◆ Aim ◆
Find every line with the word "nghiệp". Copy those lines.

[Collection entries]
--------------------------------
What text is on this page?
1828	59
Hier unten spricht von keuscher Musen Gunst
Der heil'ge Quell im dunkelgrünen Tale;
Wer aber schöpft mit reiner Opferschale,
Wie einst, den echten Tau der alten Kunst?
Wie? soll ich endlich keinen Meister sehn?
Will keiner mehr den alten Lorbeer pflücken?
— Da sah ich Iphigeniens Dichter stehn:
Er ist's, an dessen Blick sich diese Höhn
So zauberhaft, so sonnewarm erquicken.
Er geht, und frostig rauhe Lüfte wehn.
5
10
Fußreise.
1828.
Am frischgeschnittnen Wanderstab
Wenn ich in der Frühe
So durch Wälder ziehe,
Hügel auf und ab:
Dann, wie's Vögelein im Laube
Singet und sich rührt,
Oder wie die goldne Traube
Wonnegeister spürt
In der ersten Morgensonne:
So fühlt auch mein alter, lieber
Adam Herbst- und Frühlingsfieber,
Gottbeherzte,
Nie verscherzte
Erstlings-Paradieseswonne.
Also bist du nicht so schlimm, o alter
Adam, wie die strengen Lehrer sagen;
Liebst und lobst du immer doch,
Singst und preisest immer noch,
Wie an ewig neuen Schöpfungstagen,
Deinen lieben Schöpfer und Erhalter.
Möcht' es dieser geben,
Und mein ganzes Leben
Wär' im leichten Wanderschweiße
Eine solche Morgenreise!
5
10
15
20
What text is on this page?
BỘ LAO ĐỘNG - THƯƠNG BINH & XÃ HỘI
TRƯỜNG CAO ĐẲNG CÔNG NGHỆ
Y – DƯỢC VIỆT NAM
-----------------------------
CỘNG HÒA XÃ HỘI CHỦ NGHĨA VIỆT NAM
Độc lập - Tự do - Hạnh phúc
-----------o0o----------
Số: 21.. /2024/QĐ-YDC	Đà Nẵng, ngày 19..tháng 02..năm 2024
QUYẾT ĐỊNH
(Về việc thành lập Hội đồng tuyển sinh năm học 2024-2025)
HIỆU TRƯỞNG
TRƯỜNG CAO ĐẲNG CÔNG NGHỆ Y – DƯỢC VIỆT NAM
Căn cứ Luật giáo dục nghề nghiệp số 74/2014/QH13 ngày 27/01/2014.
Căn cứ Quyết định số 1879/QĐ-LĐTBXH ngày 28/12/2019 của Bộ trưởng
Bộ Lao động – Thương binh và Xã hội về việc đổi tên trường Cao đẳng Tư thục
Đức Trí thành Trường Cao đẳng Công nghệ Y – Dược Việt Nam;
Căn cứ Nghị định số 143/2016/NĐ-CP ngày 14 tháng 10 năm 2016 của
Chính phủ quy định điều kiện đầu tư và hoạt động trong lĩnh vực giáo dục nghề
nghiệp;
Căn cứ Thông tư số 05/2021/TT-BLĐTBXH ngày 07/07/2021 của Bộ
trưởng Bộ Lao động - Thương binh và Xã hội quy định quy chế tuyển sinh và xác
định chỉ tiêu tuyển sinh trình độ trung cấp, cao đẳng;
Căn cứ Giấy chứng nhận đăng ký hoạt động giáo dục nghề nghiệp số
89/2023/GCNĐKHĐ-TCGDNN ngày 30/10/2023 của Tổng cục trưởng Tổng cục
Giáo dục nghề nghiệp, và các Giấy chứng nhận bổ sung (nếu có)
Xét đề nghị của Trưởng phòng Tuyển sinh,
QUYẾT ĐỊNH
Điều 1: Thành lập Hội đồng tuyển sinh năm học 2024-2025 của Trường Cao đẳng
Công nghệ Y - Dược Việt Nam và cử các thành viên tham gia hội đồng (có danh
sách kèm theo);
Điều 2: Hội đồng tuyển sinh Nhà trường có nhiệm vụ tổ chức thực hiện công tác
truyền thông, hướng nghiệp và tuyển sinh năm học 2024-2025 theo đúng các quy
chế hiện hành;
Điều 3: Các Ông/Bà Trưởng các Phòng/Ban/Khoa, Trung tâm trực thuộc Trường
--------------------------------
◆ Exercise response ◆
Căn cứ Luật giáo dục nghề nghiệp số 74/2014/QH13 ngày 27/01/2014.
nghiệp;
Căn cứ Giấy chứng nhận đăng ký hoạt động giáo dục nghề nghiệp số
Giáo dục nghề nghiệp, và các Giấy chứng nhận bổ sung (nếu có)
truyền thông, hướng nghiệp và tuyển sinh năm học 2024-2025 theo đúng các quy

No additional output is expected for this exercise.